__To be done__. Extract every line from the entries below that contains the string "minimize". Treat the match as case-sensitive.

(Stored items)

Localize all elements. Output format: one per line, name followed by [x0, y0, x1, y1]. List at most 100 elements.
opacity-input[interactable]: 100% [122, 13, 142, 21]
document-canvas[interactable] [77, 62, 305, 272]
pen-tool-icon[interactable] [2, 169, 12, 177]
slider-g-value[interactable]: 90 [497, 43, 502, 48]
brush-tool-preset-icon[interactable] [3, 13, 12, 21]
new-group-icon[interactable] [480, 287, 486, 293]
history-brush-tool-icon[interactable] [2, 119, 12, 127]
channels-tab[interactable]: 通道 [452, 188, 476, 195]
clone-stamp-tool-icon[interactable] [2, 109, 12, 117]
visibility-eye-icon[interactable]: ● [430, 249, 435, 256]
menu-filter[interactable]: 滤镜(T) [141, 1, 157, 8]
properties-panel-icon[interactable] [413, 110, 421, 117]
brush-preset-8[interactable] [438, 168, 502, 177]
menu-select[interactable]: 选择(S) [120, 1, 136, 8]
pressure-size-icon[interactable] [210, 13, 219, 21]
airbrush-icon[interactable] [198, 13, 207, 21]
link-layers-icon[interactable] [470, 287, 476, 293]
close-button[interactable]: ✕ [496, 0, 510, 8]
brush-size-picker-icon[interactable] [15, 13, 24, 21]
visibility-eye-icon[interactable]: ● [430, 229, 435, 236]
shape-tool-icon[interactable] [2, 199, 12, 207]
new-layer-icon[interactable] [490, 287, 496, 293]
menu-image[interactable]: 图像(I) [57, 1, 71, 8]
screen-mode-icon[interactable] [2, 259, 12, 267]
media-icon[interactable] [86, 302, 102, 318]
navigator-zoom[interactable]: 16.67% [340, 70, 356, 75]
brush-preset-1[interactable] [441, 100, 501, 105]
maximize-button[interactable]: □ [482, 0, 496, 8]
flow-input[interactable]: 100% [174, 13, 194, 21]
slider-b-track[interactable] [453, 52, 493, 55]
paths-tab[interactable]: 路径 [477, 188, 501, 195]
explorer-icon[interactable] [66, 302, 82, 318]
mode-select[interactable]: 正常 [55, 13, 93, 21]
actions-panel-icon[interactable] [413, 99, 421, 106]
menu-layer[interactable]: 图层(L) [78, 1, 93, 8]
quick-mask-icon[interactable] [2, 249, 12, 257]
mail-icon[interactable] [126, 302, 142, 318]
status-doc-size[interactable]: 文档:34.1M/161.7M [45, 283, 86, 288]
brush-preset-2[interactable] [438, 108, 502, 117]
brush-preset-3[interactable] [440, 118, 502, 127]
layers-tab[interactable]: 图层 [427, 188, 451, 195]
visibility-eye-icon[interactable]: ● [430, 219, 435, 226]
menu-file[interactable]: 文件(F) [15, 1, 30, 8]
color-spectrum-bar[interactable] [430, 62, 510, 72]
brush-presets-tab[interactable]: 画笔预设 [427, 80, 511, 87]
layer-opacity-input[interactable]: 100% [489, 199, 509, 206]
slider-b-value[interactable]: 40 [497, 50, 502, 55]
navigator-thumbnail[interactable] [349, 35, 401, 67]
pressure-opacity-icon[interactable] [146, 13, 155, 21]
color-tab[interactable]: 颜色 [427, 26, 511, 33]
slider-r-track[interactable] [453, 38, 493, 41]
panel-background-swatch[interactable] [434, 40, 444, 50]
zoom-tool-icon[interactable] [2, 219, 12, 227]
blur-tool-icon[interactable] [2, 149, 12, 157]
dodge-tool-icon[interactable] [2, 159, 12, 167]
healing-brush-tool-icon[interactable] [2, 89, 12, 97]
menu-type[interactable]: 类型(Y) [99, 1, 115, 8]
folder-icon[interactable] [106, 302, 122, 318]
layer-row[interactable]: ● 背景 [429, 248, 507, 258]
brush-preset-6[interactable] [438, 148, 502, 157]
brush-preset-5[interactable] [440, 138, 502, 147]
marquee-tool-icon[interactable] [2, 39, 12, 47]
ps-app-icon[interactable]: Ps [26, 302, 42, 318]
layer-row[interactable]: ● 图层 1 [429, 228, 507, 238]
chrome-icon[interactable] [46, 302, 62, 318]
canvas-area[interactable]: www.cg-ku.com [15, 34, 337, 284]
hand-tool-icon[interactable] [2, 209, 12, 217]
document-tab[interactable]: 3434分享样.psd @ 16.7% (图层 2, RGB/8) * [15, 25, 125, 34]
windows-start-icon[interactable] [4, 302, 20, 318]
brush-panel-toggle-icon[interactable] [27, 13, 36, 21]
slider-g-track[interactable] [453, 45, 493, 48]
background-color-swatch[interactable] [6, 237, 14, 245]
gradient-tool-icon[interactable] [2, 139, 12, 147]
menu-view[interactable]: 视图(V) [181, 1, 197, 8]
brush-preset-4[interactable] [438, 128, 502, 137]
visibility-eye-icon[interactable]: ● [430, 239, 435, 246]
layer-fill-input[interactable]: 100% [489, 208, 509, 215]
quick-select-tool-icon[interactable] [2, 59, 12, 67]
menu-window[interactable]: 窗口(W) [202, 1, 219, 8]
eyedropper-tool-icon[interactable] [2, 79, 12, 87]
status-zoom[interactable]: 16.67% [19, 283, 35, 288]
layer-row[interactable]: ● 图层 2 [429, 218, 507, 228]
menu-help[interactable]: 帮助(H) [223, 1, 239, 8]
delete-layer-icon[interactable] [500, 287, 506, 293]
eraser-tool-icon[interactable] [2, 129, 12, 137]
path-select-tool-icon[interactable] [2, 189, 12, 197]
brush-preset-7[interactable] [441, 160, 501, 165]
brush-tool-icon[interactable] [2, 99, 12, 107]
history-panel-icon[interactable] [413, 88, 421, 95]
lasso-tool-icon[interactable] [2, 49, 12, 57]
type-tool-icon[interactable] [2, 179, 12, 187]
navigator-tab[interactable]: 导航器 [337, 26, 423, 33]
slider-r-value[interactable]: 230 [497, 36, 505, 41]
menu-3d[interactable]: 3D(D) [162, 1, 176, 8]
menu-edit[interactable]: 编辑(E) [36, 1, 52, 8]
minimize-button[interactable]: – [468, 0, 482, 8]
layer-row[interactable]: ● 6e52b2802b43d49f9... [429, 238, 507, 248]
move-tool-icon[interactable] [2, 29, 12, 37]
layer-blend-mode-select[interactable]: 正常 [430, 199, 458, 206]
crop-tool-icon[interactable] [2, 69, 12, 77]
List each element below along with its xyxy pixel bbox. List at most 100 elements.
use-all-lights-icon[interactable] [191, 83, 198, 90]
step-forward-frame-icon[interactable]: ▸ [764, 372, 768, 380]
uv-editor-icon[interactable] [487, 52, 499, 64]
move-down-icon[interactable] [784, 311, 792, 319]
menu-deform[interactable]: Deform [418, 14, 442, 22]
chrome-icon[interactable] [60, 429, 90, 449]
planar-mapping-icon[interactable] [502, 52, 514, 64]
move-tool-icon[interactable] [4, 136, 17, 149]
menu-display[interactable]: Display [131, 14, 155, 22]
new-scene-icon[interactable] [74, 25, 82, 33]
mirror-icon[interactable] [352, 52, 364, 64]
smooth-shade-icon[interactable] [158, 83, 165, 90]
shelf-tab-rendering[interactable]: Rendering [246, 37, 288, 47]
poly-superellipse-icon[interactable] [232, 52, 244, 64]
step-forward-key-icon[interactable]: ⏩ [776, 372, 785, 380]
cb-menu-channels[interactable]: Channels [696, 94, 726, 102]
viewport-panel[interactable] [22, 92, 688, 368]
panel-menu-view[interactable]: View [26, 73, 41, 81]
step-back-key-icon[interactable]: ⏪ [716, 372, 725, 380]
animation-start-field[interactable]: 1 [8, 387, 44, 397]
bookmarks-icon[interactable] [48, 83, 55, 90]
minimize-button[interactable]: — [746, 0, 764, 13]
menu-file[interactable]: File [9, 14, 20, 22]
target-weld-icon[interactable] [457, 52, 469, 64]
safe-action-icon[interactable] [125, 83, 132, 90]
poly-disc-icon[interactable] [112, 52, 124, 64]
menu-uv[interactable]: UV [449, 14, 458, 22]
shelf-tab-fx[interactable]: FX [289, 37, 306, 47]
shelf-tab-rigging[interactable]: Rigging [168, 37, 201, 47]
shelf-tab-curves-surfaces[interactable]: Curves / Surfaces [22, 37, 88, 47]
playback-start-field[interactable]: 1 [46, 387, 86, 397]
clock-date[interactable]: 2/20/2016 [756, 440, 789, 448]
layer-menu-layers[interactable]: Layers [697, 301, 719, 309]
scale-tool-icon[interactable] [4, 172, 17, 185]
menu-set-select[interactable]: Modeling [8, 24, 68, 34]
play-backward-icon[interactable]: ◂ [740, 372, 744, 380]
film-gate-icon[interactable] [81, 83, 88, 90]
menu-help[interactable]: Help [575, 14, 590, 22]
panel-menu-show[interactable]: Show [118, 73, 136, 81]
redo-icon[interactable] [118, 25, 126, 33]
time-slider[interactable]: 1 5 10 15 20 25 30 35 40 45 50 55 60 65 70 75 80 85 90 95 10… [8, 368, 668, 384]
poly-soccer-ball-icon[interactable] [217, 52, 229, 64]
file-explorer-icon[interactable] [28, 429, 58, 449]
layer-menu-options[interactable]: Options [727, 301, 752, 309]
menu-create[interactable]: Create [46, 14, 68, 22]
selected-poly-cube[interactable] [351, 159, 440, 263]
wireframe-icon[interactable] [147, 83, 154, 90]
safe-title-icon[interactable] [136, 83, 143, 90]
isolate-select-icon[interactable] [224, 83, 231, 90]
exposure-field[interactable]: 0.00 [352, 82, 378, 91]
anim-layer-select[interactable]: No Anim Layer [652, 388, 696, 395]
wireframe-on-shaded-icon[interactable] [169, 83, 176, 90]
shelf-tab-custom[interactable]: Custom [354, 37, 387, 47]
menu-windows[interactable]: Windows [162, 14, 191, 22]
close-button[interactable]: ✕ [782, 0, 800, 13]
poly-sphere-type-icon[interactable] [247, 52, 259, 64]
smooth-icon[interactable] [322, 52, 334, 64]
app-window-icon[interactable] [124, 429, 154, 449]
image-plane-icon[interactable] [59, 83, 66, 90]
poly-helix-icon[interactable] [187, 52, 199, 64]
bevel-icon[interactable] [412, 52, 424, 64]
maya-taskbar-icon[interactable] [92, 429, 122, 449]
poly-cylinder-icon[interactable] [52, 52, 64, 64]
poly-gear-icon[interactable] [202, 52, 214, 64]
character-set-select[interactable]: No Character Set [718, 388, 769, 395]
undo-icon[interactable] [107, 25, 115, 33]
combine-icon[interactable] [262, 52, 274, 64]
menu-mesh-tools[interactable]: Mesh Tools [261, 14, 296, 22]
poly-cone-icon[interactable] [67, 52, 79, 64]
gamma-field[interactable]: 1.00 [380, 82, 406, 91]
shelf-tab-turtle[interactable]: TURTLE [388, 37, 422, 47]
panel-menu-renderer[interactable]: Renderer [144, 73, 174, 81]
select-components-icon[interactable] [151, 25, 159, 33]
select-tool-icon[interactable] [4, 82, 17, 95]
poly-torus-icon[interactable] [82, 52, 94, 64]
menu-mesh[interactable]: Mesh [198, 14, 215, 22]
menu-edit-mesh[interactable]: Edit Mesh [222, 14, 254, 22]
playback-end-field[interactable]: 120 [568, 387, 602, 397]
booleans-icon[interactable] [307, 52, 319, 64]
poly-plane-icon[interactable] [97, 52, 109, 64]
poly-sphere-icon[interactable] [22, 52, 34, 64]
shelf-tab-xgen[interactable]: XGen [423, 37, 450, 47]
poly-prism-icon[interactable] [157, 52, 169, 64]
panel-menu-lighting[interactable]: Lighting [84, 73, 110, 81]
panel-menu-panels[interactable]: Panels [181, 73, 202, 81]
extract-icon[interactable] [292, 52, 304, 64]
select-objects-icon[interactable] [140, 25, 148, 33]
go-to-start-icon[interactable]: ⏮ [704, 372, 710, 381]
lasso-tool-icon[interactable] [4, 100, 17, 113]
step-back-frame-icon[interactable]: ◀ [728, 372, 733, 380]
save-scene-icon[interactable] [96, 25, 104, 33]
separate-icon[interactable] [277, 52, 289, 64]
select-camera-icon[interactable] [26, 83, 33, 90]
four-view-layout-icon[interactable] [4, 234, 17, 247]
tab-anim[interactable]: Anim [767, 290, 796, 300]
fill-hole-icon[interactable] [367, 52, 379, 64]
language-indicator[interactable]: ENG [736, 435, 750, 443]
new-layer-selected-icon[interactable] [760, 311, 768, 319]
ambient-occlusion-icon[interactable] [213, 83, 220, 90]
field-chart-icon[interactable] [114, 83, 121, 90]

__Solution__.
minimize-button[interactable]: – [468, 0, 482, 8]
minimize-button[interactable]: — [746, 0, 764, 13]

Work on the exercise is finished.